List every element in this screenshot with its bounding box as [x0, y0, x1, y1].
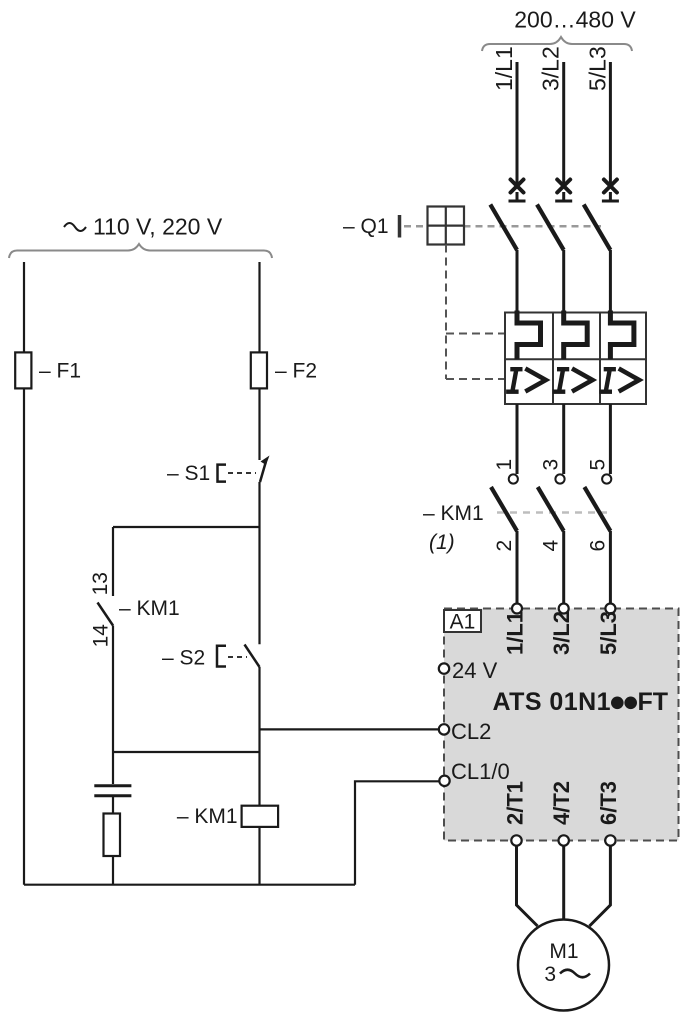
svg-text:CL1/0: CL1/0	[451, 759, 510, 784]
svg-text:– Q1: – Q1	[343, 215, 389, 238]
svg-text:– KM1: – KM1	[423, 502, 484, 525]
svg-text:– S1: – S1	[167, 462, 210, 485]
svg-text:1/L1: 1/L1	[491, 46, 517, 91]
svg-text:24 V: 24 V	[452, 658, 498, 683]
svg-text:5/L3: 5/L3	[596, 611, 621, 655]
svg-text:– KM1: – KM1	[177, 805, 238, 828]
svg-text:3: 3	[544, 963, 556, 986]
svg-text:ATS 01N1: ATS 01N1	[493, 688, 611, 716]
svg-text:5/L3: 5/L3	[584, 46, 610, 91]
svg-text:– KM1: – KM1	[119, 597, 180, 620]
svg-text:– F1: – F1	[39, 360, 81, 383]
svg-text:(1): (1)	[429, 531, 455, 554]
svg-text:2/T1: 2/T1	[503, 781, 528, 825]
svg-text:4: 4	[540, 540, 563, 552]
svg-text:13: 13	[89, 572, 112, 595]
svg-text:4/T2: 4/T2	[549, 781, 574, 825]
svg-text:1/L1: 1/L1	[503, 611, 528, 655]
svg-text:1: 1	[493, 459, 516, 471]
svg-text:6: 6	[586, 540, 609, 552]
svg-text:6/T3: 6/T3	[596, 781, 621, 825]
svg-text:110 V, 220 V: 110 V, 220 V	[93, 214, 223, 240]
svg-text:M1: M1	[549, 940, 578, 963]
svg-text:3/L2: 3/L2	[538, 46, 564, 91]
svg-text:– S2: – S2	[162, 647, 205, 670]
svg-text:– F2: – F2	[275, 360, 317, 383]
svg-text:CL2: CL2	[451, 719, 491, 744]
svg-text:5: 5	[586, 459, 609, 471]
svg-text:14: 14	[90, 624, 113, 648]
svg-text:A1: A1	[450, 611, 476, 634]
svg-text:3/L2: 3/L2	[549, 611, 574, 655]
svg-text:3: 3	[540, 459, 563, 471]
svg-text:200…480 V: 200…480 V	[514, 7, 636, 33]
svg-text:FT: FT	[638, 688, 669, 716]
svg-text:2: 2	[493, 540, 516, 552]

_ _ _ _

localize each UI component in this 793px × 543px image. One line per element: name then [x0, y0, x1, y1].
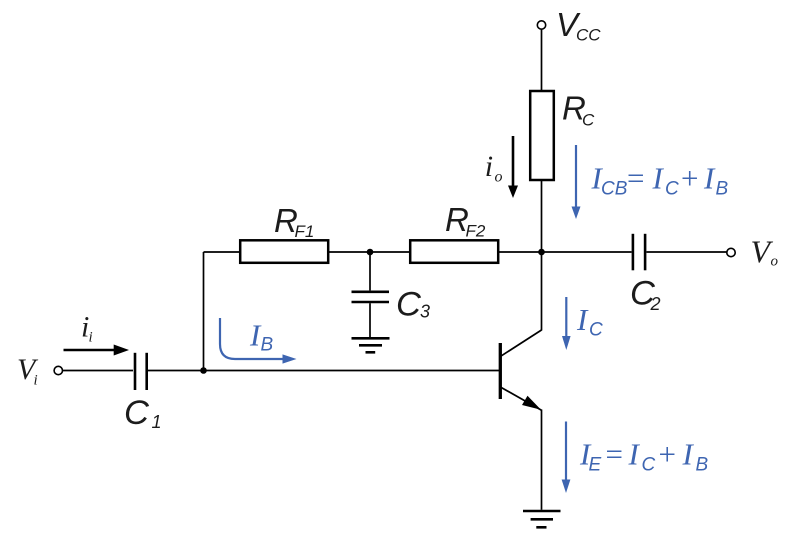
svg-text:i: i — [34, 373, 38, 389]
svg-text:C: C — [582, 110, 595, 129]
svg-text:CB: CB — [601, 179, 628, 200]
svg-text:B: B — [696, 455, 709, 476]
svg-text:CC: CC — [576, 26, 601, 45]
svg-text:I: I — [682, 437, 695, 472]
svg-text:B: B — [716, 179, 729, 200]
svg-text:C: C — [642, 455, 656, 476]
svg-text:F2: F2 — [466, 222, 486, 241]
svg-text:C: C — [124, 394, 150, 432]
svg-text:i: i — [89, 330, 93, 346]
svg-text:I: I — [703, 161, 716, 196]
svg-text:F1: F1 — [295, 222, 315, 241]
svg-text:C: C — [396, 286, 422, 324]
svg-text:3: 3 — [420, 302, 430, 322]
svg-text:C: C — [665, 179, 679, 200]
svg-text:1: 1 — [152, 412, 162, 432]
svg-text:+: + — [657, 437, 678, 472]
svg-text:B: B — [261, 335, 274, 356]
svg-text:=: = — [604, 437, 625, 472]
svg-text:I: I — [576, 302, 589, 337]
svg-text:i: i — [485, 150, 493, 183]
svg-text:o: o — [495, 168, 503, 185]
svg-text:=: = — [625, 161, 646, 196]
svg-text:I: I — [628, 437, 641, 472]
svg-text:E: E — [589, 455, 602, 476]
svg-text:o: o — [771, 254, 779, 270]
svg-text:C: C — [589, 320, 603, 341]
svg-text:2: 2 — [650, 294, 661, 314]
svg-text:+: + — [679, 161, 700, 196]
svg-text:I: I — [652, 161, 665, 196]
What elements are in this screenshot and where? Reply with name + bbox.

_ _ _ _

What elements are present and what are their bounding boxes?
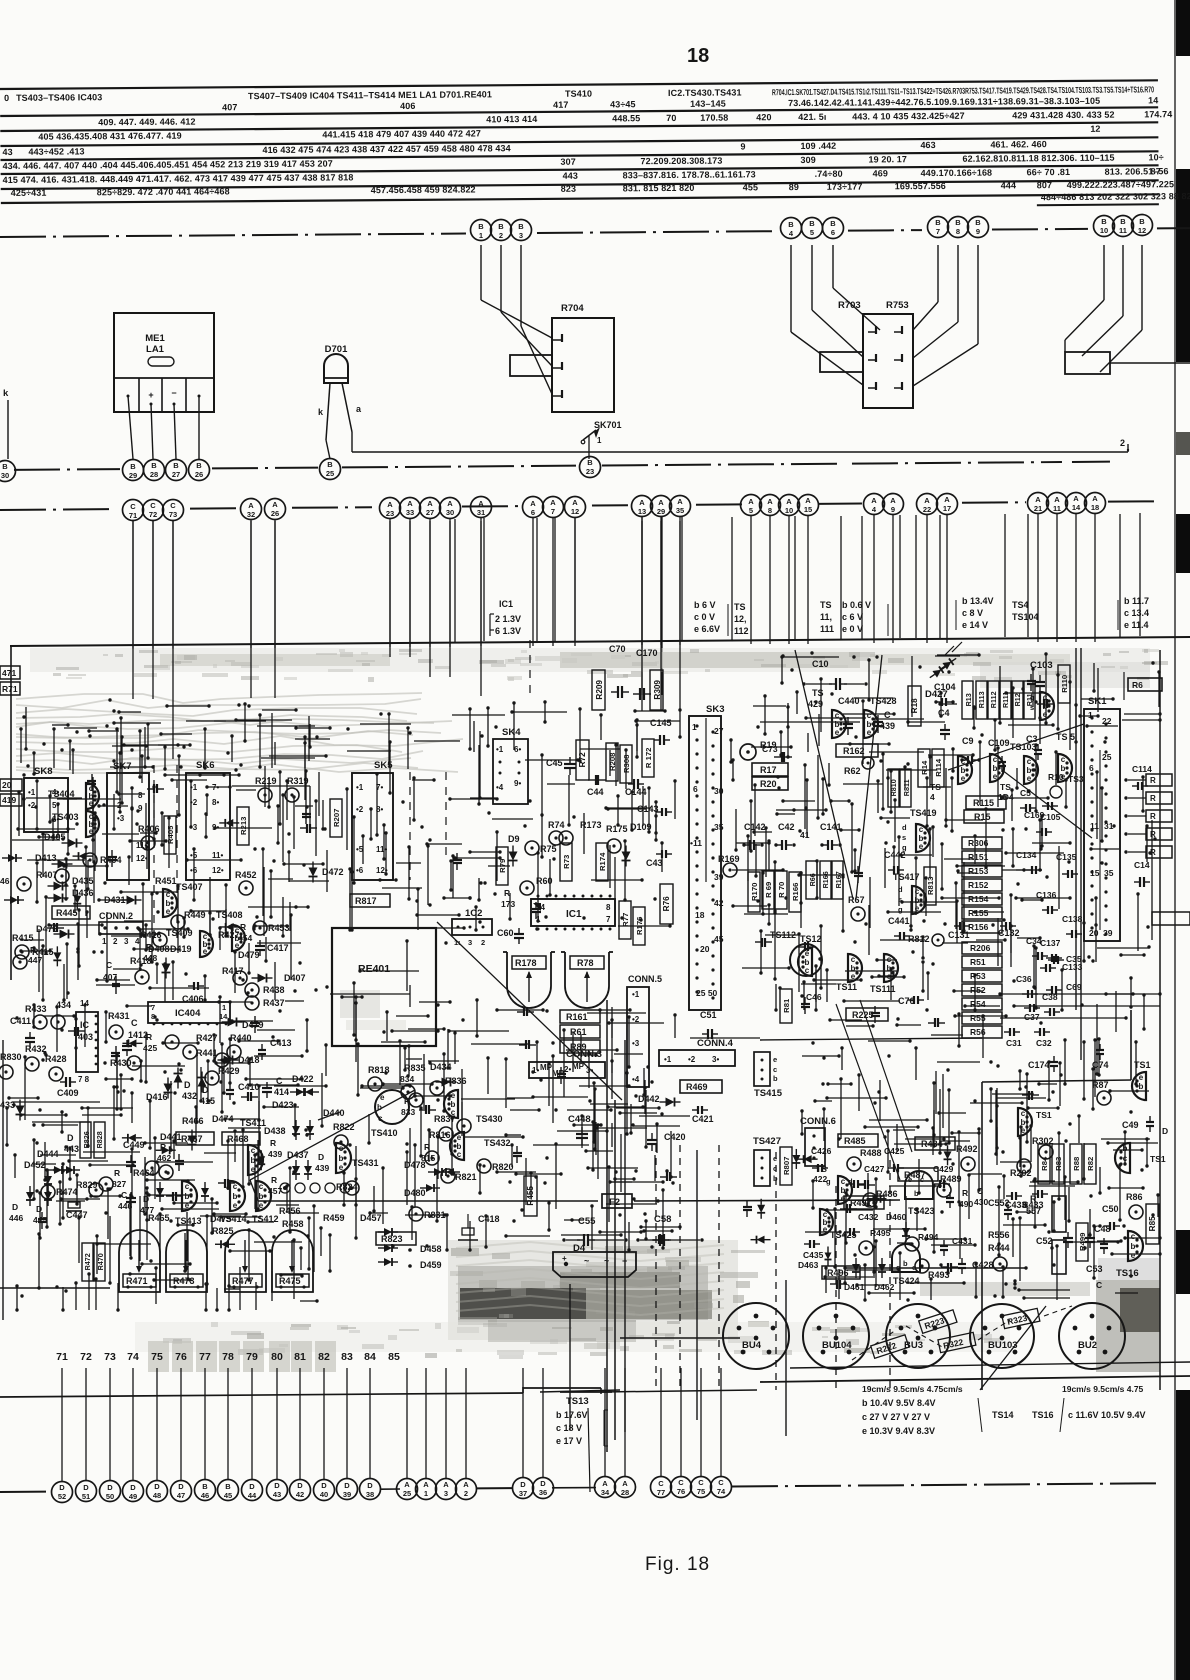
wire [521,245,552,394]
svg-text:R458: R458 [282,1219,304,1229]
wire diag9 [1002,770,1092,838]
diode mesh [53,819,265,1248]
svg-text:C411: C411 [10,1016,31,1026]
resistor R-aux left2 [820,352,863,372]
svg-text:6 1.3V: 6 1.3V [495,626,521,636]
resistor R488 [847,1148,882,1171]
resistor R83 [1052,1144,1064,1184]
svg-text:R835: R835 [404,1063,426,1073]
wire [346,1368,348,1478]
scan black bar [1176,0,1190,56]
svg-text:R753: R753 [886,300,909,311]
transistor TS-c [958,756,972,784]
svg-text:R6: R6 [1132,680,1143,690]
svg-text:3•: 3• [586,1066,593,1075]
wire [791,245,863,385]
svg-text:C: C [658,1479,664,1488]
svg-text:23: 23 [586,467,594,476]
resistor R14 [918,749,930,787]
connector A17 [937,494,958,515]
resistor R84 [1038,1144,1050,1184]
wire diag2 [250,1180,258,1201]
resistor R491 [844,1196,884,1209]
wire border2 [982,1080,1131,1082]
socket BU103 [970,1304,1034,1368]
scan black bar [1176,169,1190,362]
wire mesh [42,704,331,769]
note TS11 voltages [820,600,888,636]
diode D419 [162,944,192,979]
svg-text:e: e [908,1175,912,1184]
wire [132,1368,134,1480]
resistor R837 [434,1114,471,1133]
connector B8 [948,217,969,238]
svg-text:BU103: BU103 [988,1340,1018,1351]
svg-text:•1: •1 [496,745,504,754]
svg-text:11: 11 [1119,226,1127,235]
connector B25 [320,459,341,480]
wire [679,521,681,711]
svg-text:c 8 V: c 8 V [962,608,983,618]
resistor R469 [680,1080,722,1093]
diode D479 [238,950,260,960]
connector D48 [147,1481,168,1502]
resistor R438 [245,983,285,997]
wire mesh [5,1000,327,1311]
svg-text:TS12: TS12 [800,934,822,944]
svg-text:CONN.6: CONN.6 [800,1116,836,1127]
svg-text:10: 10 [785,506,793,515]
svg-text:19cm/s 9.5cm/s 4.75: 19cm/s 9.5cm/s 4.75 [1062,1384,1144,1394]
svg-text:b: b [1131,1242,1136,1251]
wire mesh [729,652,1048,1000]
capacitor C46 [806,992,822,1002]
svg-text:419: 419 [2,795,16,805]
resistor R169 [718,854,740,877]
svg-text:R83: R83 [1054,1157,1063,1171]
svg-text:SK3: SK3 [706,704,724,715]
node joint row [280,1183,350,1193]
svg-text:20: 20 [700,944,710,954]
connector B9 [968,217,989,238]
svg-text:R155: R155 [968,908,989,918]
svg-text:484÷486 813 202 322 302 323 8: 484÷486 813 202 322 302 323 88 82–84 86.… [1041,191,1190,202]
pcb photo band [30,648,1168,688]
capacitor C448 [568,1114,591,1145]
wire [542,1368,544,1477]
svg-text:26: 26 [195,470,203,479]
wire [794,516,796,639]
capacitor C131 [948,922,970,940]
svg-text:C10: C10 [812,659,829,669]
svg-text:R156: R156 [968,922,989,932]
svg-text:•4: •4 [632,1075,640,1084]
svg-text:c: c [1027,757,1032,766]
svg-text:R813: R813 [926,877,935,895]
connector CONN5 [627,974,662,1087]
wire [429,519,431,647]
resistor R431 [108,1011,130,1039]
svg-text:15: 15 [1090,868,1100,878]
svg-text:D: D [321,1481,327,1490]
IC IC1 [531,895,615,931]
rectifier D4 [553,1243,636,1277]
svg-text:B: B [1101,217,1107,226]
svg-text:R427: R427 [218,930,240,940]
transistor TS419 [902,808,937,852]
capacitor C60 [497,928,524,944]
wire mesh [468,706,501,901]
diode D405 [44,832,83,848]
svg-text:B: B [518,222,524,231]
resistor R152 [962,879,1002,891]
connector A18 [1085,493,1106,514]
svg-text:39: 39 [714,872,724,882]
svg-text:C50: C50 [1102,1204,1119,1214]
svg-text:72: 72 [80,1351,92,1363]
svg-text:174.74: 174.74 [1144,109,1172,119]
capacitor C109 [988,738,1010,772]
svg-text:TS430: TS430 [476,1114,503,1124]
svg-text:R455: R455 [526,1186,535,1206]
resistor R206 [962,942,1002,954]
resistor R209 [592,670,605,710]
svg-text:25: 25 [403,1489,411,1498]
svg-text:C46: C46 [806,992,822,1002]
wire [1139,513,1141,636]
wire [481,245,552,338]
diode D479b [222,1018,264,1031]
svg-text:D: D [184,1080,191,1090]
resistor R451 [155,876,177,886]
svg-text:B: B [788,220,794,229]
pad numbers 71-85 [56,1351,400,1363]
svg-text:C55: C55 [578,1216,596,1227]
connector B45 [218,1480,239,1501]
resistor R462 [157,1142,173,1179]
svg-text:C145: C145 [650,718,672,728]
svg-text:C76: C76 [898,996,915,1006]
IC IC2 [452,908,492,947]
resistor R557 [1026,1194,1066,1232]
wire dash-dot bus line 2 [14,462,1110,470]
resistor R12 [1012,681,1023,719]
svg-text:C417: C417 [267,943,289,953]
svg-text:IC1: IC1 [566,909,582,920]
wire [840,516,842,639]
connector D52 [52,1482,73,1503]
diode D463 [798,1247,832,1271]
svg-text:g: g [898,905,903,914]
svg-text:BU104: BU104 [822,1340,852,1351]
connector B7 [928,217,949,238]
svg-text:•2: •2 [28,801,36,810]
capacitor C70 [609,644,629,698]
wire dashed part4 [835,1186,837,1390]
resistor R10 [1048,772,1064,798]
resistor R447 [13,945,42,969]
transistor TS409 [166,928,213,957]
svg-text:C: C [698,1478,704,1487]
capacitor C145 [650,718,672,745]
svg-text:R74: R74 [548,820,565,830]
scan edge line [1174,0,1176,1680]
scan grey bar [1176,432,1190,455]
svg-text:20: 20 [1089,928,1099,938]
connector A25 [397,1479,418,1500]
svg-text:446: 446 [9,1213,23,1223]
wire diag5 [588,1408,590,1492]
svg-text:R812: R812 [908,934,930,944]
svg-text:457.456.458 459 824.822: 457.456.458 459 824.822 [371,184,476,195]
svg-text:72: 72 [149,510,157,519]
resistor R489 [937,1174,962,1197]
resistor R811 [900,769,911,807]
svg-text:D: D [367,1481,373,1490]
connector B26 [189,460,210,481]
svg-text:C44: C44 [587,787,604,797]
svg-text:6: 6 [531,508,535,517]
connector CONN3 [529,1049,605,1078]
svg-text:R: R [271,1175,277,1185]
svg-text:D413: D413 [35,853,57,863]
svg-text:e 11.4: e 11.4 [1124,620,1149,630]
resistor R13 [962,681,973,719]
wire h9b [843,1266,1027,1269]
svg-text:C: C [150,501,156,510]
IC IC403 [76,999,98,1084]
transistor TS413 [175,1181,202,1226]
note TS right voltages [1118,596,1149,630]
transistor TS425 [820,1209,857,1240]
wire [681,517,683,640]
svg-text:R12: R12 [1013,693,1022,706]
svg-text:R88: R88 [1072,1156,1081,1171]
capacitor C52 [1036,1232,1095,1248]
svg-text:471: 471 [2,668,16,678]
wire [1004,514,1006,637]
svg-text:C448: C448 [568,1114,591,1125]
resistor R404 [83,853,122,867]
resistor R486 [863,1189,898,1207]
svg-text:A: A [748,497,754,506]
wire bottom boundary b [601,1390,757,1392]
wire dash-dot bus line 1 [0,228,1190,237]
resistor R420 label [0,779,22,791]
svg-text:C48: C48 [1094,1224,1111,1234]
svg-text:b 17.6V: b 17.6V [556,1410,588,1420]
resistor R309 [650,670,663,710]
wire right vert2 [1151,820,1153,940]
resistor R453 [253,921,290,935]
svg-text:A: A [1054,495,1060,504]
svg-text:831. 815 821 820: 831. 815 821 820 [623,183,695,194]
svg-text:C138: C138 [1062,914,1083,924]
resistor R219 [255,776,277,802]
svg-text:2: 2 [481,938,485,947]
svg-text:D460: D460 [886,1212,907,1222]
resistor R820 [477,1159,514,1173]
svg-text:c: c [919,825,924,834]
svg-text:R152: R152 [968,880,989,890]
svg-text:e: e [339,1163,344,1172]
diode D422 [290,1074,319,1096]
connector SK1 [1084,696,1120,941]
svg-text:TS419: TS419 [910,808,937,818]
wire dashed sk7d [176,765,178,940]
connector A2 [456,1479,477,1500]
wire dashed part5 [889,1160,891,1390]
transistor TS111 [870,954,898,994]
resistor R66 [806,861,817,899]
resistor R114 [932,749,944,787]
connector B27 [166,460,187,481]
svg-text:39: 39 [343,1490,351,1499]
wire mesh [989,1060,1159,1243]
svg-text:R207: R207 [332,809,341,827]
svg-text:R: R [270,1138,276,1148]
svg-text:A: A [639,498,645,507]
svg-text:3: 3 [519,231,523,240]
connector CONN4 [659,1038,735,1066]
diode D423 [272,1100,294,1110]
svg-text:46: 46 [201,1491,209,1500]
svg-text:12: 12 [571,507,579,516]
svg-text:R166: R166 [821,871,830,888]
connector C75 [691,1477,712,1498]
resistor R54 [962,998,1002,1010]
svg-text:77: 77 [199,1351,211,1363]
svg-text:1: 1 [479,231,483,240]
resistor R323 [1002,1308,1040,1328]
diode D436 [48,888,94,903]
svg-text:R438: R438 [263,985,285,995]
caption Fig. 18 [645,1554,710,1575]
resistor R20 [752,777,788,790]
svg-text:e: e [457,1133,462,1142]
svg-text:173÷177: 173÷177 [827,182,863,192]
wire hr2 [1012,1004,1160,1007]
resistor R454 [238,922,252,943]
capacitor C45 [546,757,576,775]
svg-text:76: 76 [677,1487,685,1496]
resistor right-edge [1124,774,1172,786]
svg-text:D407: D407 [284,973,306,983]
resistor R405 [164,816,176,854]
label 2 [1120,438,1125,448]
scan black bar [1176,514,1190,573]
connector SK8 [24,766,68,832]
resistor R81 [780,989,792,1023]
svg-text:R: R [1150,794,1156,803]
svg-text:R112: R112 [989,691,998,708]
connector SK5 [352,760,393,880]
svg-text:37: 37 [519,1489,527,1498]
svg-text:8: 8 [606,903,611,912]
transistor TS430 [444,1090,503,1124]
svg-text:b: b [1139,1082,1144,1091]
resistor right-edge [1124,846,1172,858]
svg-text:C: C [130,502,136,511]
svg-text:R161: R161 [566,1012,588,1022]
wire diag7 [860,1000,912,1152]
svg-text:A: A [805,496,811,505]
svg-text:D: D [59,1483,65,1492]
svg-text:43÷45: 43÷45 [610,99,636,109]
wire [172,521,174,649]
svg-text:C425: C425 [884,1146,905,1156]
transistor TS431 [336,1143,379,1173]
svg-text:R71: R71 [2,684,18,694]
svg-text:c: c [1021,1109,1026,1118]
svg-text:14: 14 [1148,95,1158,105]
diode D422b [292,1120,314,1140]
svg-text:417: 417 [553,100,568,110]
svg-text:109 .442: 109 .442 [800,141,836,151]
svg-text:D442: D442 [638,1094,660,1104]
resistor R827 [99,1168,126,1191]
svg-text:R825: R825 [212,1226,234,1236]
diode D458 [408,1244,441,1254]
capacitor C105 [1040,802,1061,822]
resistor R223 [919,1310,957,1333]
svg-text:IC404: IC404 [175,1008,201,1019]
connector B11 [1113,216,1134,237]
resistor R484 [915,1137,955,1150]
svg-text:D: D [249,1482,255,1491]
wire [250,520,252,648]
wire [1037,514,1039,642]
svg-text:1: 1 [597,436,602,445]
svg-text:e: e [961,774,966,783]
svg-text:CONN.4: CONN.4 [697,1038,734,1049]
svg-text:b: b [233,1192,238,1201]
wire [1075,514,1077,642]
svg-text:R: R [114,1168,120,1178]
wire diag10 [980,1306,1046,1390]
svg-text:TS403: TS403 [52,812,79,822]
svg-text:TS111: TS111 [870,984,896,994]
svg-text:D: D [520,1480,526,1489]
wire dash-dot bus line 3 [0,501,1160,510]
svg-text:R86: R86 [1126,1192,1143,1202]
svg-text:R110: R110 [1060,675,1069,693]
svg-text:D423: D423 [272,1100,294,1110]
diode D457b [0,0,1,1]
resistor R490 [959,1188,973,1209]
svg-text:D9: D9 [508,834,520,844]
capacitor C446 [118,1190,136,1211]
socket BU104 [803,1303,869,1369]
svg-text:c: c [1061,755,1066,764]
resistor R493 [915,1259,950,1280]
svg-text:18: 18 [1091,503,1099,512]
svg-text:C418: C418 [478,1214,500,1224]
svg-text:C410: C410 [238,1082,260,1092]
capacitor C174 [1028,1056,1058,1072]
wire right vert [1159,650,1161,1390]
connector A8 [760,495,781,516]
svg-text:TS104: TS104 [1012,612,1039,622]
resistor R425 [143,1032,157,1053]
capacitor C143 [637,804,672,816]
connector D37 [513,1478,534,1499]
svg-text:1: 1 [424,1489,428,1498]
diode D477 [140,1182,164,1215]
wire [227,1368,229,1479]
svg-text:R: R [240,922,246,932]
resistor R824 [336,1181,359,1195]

_ _ _ _

◆ **STATED GOAL**
Could you arrange the items as a Markdown table with columns Row and Line, starting at the line containing "svg-text:i: i — [34, 373, 38, 389]" and ending after the line containing "svg-text:I: I — [703, 161, 716, 196]", with blank lines skipped?

◆ **EXERCISE SOLUTION**
| Row | Line |
|---|---|
| 1 | svg-text:i: i — [34, 373, 38, 389] |
| 2 | svg-text:C: C — [582, 110, 595, 129] |
| 3 | svg-text:CB: CB — [601, 179, 628, 200] |
| 4 | svg-text:B: B — [696, 455, 709, 476] |
| 5 | svg-text:CC: CC — [576, 26, 601, 45] |
| 6 | svg-text:I: I — [682, 437, 695, 472] |
| 7 | svg-text:B: B — [716, 179, 729, 200] |
| 8 | svg-text:C: C — [642, 455, 656, 476] |
| 9 | svg-text:F2: F2 — [466, 222, 486, 241] |
| 10 | svg-text:C: C — [124, 394, 150, 432] |
| 11 | svg-text:i: i — [89, 330, 93, 346] |
| 12 | svg-text:I: I — [703, 161, 716, 196] |